_Goal_
Provide only the number of lines in the data below that contain the word "lower".

■ ■ ■ ■ ■ ■ ■

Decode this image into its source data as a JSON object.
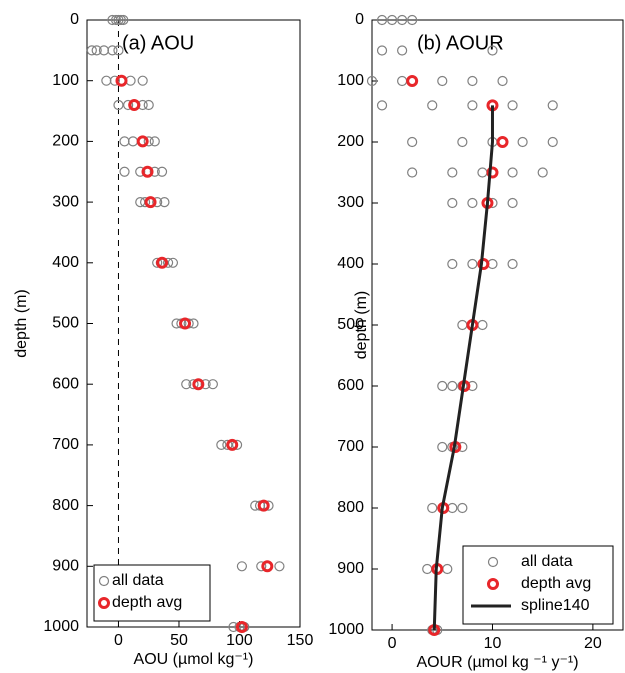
{
  "chart_data": [
    {
      "type": "scatter",
      "title": "(a) AOU",
      "xlabel": "AOU (µmol kg⁻¹)",
      "ylabel": "depth (m)",
      "xlim": [
        -26,
        150
      ],
      "ylim": [
        0,
        1000
      ],
      "y_inverted": true,
      "xticks": [
        0,
        50,
        100,
        150
      ],
      "yticks": [
        0,
        100,
        200,
        300,
        400,
        500,
        600,
        700,
        800,
        900,
        1000
      ],
      "vline": 0,
      "legend": "lower left",
      "series": [
        {
          "name": "all data",
          "color": "#808080",
          "marker": "open-circle",
          "x": [
            -5,
            -2,
            0,
            2,
            4,
            -22,
            -18,
            -12,
            -5,
            0,
            -10,
            -3,
            3,
            10,
            20,
            0,
            8,
            14,
            20,
            25,
            5,
            12,
            20,
            25,
            30,
            5,
            18,
            24,
            30,
            36,
            18,
            22,
            27,
            32,
            38,
            32,
            35,
            37,
            41,
            45,
            48,
            52,
            55,
            58,
            62,
            56,
            62,
            66,
            72,
            78,
            85,
            90,
            94,
            98,
            113,
            117,
            120,
            124,
            102,
            118,
            123,
            133,
            95,
            100,
            104
          ],
          "y": [
            0,
            0,
            0,
            0,
            0,
            50,
            50,
            50,
            50,
            50,
            100,
            100,
            100,
            100,
            100,
            140,
            140,
            140,
            140,
            140,
            200,
            200,
            200,
            200,
            200,
            250,
            250,
            250,
            250,
            250,
            300,
            300,
            300,
            300,
            300,
            400,
            400,
            400,
            400,
            400,
            500,
            500,
            500,
            500,
            500,
            600,
            600,
            600,
            600,
            600,
            700,
            700,
            700,
            700,
            800,
            800,
            800,
            800,
            900,
            900,
            900,
            900,
            1000,
            1000,
            1000
          ]
        },
        {
          "name": "depth avg",
          "color": "#e8262a",
          "marker": "thick-circle",
          "x": [
            2.5,
            13,
            20,
            24,
            26.5,
            36,
            55,
            66,
            94,
            120,
            123,
            102
          ],
          "y": [
            100,
            140,
            200,
            250,
            300,
            400,
            500,
            600,
            700,
            800,
            900,
            1000
          ]
        }
      ]
    },
    {
      "type": "scatter",
      "title": "(b) AOUR",
      "xlabel": "AOUR (µmol kg ⁻¹ y⁻¹)",
      "ylabel": "depth (m)",
      "xlim": [
        -2,
        23
      ],
      "ylim": [
        0,
        1000
      ],
      "y_inverted": true,
      "xticks": [
        0,
        10,
        20
      ],
      "yticks": [
        0,
        100,
        200,
        300,
        400,
        500,
        600,
        700,
        800,
        900,
        1000
      ],
      "legend": "lower right",
      "series": [
        {
          "name": "all data",
          "color": "#808080",
          "marker": "open-circle",
          "x": [
            -1,
            0,
            1,
            2,
            -1,
            1,
            10,
            -2,
            1,
            5,
            8,
            11,
            -1,
            4,
            8,
            12,
            16,
            2,
            7,
            10,
            13,
            16,
            2,
            6,
            9,
            12,
            15,
            6,
            8,
            10,
            12,
            6,
            8,
            9,
            10,
            12,
            7,
            8,
            9,
            5,
            6,
            7,
            8,
            5,
            6,
            7,
            4,
            5,
            6,
            7,
            3.5,
            4.5,
            5.5,
            4,
            4.5
          ],
          "y": [
            0,
            0,
            0,
            0,
            50,
            50,
            50,
            100,
            100,
            100,
            100,
            100,
            140,
            140,
            140,
            140,
            140,
            200,
            200,
            200,
            200,
            200,
            250,
            250,
            250,
            250,
            250,
            300,
            300,
            300,
            300,
            400,
            400,
            400,
            400,
            400,
            500,
            500,
            500,
            600,
            600,
            600,
            600,
            700,
            700,
            700,
            800,
            800,
            800,
            800,
            900,
            900,
            900,
            1000,
            1000
          ]
        },
        {
          "name": "depth avg",
          "color": "#e8262a",
          "marker": "thick-circle",
          "x": [
            2.0,
            10,
            11,
            10,
            9.5,
            9.1,
            8.0,
            7.2,
            6.3,
            5.1,
            4.5,
            4.2
          ],
          "y": [
            100,
            140,
            200,
            250,
            300,
            400,
            500,
            600,
            700,
            800,
            900,
            1000
          ]
        },
        {
          "name": "spline140",
          "color": "#222222",
          "marker": "line",
          "x": [
            10,
            10,
            9.5,
            8.9,
            8.0,
            7.1,
            6.2,
            5.0,
            4.4,
            4.2
          ],
          "y": [
            140,
            200,
            300,
            400,
            500,
            600,
            700,
            800,
            900,
            1000
          ]
        }
      ]
    }
  ]
}
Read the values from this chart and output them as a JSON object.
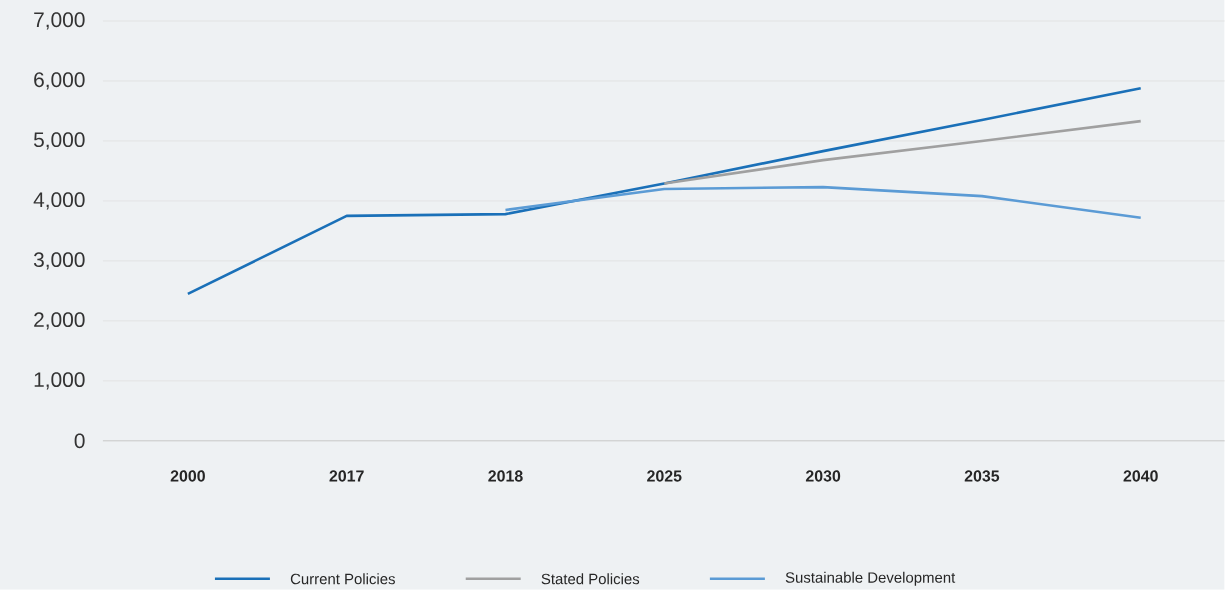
{
  "chart_data": {
    "type": "line",
    "categories": [
      "2000",
      "2017",
      "2018",
      "2025",
      "2030",
      "2035",
      "2040"
    ],
    "series": [
      {
        "name": "Current Policies",
        "color": "#1a70b8",
        "values": [
          2450,
          3750,
          3780,
          4290,
          4830,
          5350,
          5880
        ]
      },
      {
        "name": "Stated Policies",
        "color": "#a0a0a0",
        "values": [
          null,
          null,
          null,
          4290,
          4680,
          5000,
          5330
        ]
      },
      {
        "name": "Sustainable Development",
        "color": "#5b9bd5",
        "values": [
          null,
          null,
          3850,
          4200,
          4230,
          4080,
          3720
        ]
      }
    ],
    "ylim": [
      0,
      7000
    ],
    "yticks": [
      {
        "value": 0,
        "label": "0"
      },
      {
        "value": 1000,
        "label": "1,000"
      },
      {
        "value": 2000,
        "label": "2,000"
      },
      {
        "value": 3000,
        "label": "3,000"
      },
      {
        "value": 4000,
        "label": "4,000"
      },
      {
        "value": 5000,
        "label": "5,000"
      },
      {
        "value": 6000,
        "label": "6,000"
      },
      {
        "value": 7000,
        "label": "7,000"
      }
    ],
    "grid": "y",
    "legend": "bottom",
    "marker": "none",
    "line_style": "solid"
  }
}
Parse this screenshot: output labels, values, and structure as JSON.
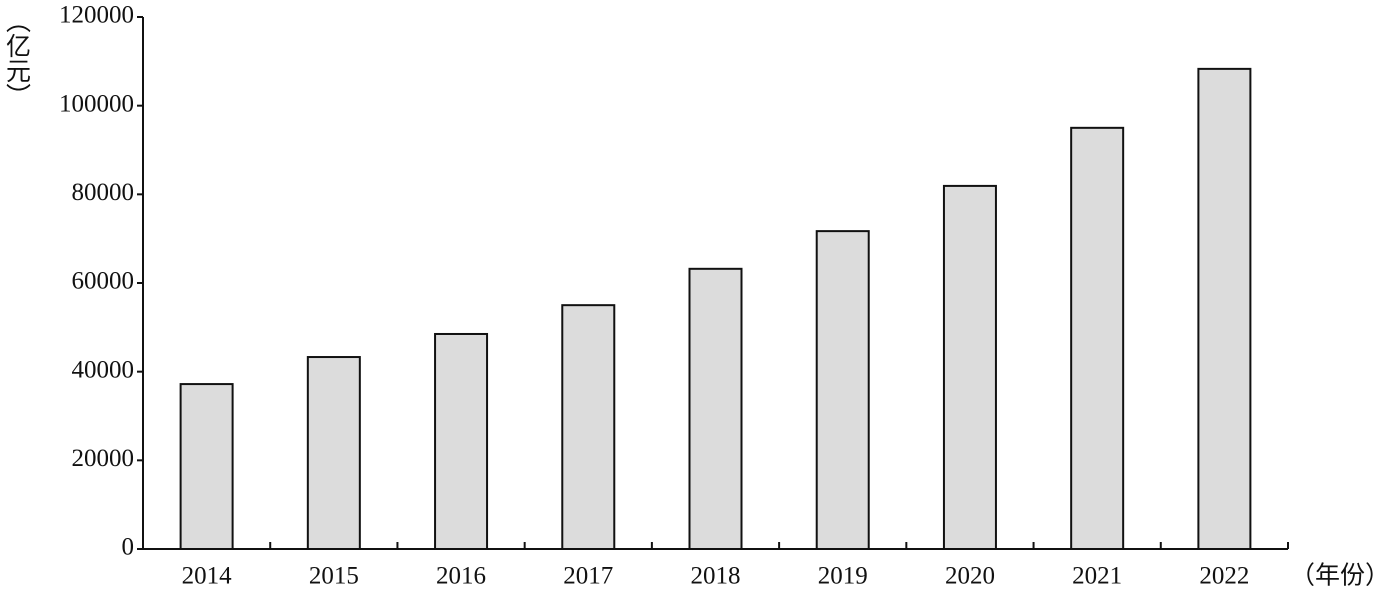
{
  "chart_data": {
    "type": "bar",
    "y_label": "（亿元）",
    "x_label": "（年份）",
    "categories": [
      "2014",
      "2015",
      "2016",
      "2017",
      "2018",
      "2019",
      "2020",
      "2021",
      "2022"
    ],
    "values": [
      37200,
      43300,
      48500,
      55000,
      63200,
      71700,
      81900,
      95000,
      108300
    ],
    "color": "#dcdcdc",
    "ylim": [
      0,
      120000
    ],
    "yticks": [
      0,
      20000,
      40000,
      60000,
      80000,
      100000,
      120000
    ],
    "grid": false
  }
}
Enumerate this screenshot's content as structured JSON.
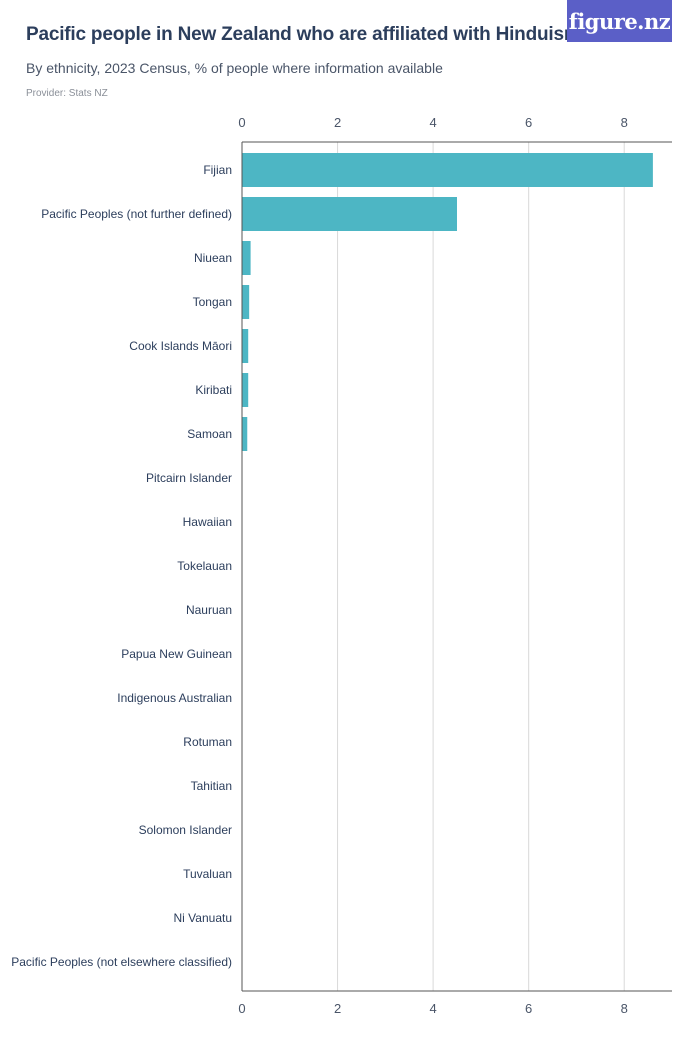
{
  "header": {
    "title": "Pacific people in New Zealand who are affiliated with Hinduism",
    "subtitle": "By ethnicity, 2023 Census, % of people where information available",
    "provider": "Provider: Stats NZ",
    "logo_text": "figure.nz"
  },
  "colors": {
    "bar": "#4db6c4",
    "grid": "#d9d9d9",
    "axis": "#555555",
    "logo_bg": "#5b5fc7"
  },
  "chart_data": {
    "type": "bar",
    "orientation": "horizontal",
    "title": "Pacific people in New Zealand who are affiliated with Hinduism",
    "subtitle": "By ethnicity, 2023 Census, % of people where information available",
    "xlim": [
      0,
      9
    ],
    "xticks": [
      0,
      2,
      4,
      6,
      8
    ],
    "grid": true,
    "categories": [
      "Fijian",
      "Pacific Peoples (not further defined)",
      "Niuean",
      "Tongan",
      "Cook Islands Māori",
      "Kiribati",
      "Samoan",
      "Pitcairn Islander",
      "Hawaiian",
      "Tokelauan",
      "Nauruan",
      "Papua New Guinean",
      "Indigenous Australian",
      "Rotuman",
      "Tahitian",
      "Solomon Islander",
      "Tuvaluan",
      "Ni Vanuatu",
      "Pacific Peoples (not elsewhere classified)"
    ],
    "values": [
      8.6,
      4.5,
      0.18,
      0.15,
      0.13,
      0.13,
      0.11,
      0,
      0,
      0,
      0,
      0,
      0,
      0,
      0,
      0,
      0,
      0,
      0
    ]
  }
}
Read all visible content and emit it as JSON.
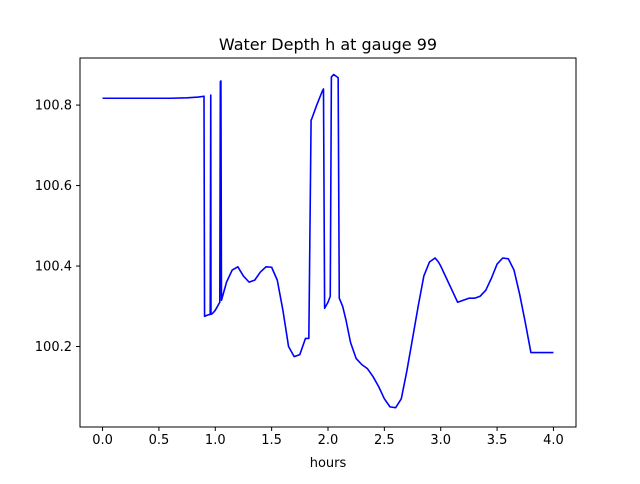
{
  "chart_data": {
    "type": "line",
    "title": "Water Depth h at gauge 99",
    "xlabel": "hours",
    "ylabel": "",
    "xlim": [
      -0.2,
      4.2
    ],
    "ylim": [
      100.0,
      100.917
    ],
    "xticks": [
      0.0,
      0.5,
      1.0,
      1.5,
      2.0,
      2.5,
      3.0,
      3.5,
      4.0
    ],
    "xtick_labels": [
      "0.0",
      "0.5",
      "1.0",
      "1.5",
      "2.0",
      "2.5",
      "3.0",
      "3.5",
      "4.0"
    ],
    "yticks": [
      100.2,
      100.4,
      100.6,
      100.8
    ],
    "ytick_labels": [
      "100.2",
      "100.4",
      "100.6",
      "100.8"
    ],
    "grid": false,
    "series": [
      {
        "color": "#0000ff",
        "x": [
          0.0,
          0.2,
          0.4,
          0.6,
          0.75,
          0.85,
          0.9,
          0.905,
          0.93,
          0.955,
          0.96,
          0.962,
          0.975,
          1.0,
          1.04,
          1.045,
          1.05,
          1.055,
          1.1,
          1.15,
          1.2,
          1.25,
          1.3,
          1.35,
          1.4,
          1.45,
          1.5,
          1.55,
          1.6,
          1.65,
          1.7,
          1.75,
          1.8,
          1.83,
          1.85,
          1.855,
          1.9,
          1.95,
          1.96,
          1.97,
          2.0,
          2.02,
          2.03,
          2.05,
          2.08,
          2.09,
          2.1,
          2.13,
          2.16,
          2.2,
          2.25,
          2.3,
          2.35,
          2.4,
          2.45,
          2.5,
          2.55,
          2.6,
          2.65,
          2.7,
          2.75,
          2.8,
          2.85,
          2.9,
          2.95,
          2.98,
          3.0,
          3.05,
          3.1,
          3.15,
          3.2,
          3.25,
          3.3,
          3.35,
          3.4,
          3.45,
          3.5,
          3.55,
          3.6,
          3.65,
          3.7,
          3.75,
          3.8,
          3.85,
          3.9,
          3.95,
          4.0
        ],
        "y": [
          100.817,
          100.817,
          100.817,
          100.817,
          100.818,
          100.82,
          100.822,
          100.275,
          100.278,
          100.28,
          100.825,
          100.28,
          100.282,
          100.29,
          100.31,
          100.858,
          100.86,
          100.315,
          100.36,
          100.39,
          100.398,
          100.375,
          100.36,
          100.365,
          100.385,
          100.398,
          100.397,
          100.365,
          100.29,
          100.2,
          100.175,
          100.18,
          100.22,
          100.22,
          100.763,
          100.765,
          100.8,
          100.835,
          100.84,
          100.295,
          100.31,
          100.325,
          100.87,
          100.876,
          100.87,
          100.868,
          100.32,
          100.3,
          100.265,
          100.21,
          100.17,
          100.155,
          100.145,
          100.125,
          100.1,
          100.07,
          100.05,
          100.048,
          100.07,
          100.14,
          100.22,
          100.3,
          100.375,
          100.41,
          100.42,
          100.41,
          100.4,
          100.37,
          100.34,
          100.31,
          100.315,
          100.32,
          100.32,
          100.325,
          100.34,
          100.37,
          100.405,
          100.42,
          100.418,
          100.39,
          100.33,
          100.26,
          100.185,
          100.185,
          100.185,
          100.185,
          100.185
        ]
      }
    ]
  }
}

■ ■ ■ ■ ■ ■ ■

_Exercise result_
2